Reproduce the following records exactly from the line containing "Transcribe the text in this document." onward, ending with the last line and including it.

....

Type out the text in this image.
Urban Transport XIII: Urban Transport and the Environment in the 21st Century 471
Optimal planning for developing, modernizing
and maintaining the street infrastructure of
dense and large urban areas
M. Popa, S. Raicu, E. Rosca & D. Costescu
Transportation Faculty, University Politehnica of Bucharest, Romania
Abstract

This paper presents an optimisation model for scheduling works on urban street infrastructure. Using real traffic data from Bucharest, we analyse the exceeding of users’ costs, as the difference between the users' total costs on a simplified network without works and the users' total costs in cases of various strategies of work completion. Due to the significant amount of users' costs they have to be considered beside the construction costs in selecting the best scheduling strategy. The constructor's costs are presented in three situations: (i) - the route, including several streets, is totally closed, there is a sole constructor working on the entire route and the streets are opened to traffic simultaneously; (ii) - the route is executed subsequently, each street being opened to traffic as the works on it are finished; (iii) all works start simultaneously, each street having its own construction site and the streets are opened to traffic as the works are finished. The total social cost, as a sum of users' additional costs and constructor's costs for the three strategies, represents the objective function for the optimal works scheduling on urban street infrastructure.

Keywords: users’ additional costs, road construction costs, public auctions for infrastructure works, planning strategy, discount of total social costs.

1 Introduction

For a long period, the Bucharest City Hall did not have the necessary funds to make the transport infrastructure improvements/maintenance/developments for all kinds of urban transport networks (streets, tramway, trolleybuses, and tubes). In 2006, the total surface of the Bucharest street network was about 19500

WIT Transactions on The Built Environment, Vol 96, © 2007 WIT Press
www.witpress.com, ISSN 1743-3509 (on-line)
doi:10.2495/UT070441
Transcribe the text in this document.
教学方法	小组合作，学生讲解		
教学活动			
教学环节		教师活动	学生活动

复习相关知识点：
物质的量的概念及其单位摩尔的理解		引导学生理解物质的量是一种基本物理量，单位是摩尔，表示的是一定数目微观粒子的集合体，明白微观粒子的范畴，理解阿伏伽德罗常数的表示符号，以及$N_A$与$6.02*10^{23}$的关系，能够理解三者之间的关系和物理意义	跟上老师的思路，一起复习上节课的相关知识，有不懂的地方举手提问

....

• Result for this exercise
Transcribe the text in this document.
教学方法	小组合作，学生讲解		
教学活动			
教学环节		教师活动	学生活动

复习相关知识点：
物质的量的概念及其单位摩尔的理解		引导学生理解物质的量是一种基本物理量，单位是摩尔，表示的是一定数目微观粒子的集合体，明白微观粒子的范畴，理解阿伏伽德罗常数的表示符号，以及$N_A$与$6.02*10^{23}$的关系，能够理解三者之间的关系和物理意义	跟上老师的思路，一起复习上节课的相关知识，有不懂的地方举手提问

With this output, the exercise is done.